Copy the records below exactly, omitting any pictures they contain.

+ + + + + + +

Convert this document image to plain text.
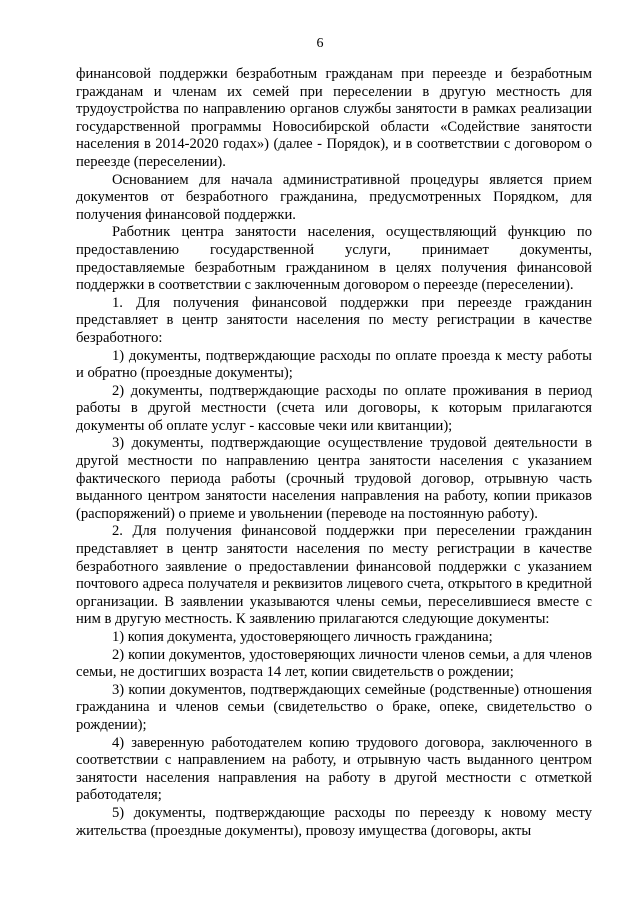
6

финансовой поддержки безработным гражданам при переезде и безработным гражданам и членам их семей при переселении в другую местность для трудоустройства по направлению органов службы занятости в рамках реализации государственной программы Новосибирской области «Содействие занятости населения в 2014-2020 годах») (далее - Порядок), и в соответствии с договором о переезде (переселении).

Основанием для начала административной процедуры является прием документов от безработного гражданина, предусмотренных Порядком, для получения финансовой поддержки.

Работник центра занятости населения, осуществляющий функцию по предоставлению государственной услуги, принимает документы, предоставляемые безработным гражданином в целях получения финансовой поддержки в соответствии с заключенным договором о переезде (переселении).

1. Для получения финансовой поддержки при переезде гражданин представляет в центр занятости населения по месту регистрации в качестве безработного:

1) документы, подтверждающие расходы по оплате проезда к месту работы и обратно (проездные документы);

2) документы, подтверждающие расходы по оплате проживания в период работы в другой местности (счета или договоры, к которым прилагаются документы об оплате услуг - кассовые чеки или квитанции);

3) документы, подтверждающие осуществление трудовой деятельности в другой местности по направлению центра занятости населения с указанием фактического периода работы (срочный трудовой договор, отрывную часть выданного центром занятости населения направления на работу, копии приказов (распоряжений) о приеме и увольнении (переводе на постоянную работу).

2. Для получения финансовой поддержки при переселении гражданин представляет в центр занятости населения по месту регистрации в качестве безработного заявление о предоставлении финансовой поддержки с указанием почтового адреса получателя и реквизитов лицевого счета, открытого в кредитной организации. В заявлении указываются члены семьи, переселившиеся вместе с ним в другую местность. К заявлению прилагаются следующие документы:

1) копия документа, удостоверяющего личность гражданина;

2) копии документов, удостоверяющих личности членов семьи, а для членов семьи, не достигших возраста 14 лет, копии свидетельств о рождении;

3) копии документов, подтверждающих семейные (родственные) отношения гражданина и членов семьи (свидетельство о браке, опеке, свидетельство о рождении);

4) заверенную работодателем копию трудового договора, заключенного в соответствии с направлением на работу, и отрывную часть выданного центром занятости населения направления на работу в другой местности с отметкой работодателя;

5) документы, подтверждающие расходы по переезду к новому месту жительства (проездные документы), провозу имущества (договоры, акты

+ + + + + + +

▶ _Exercise solution_:
Convert this document image to plain text.
6

финансовой поддержки безработным гражданам при переезде и безработным гражданам и членам их семей при переселении в другую местность для трудоустройства по направлению органов службы занятости в рамках реализации государственной программы Новосибирской области «Содействие занятости населения в 2014-2020 годах») (далее - Порядок), и в соответствии с договором о переезде (переселении).

Основанием для начала административной процедуры является прием документов от безработного гражданина, предусмотренных Порядком, для получения финансовой поддержки.

Работник центра занятости населения, осуществляющий функцию по предоставлению государственной услуги, принимает документы, предоставляемые безработным гражданином в целях получения финансовой поддержки в соответствии с заключенным договором о переезде (переселении).

1. Для получения финансовой поддержки при переезде гражданин представляет в центр занятости населения по месту регистрации в качестве безработного:

1) документы, подтверждающие расходы по оплате проезда к месту работы и обратно (проездные документы);

2) документы, подтверждающие расходы по оплате проживания в период работы в другой местности (счета или договоры, к которым прилагаются документы об оплате услуг - кассовые чеки или квитанции);

3) документы, подтверждающие осуществление трудовой деятельности в другой местности по направлению центра занятости населения с указанием фактического периода работы (срочный трудовой договор, отрывную часть выданного центром занятости населения направления на работу, копии приказов (распоряжений) о приеме и увольнении (переводе на постоянную работу).

2. Для получения финансовой поддержки при переселении гражданин представляет в центр занятости населения по месту регистрации в качестве безработного заявление о предоставлении финансовой поддержки с указанием почтового адреса получателя и реквизитов лицевого счета, открытого в кредитной организации. В заявлении указываются члены семьи, переселившиеся вместе с ним в другую местность. К заявлению прилагаются следующие документы:

1) копия документа, удостоверяющего личность гражданина;

2) копии документов, удостоверяющих личности членов семьи, а для членов семьи, не достигших возраста 14 лет, копии свидетельств о рождении;

3) копии документов, подтверждающих семейные (родственные) отношения гражданина и членов семьи (свидетельство о браке, опеке, свидетельство о рождении);

4) заверенную работодателем копию трудового договора, заключенного в соответствии с направлением на работу, и отрывную часть выданного центром занятости населения направления на работу в другой местности с отметкой работодателя;

5) документы, подтверждающие расходы по переезду к новому месту жительства (проездные документы), провозу имущества (договоры, акты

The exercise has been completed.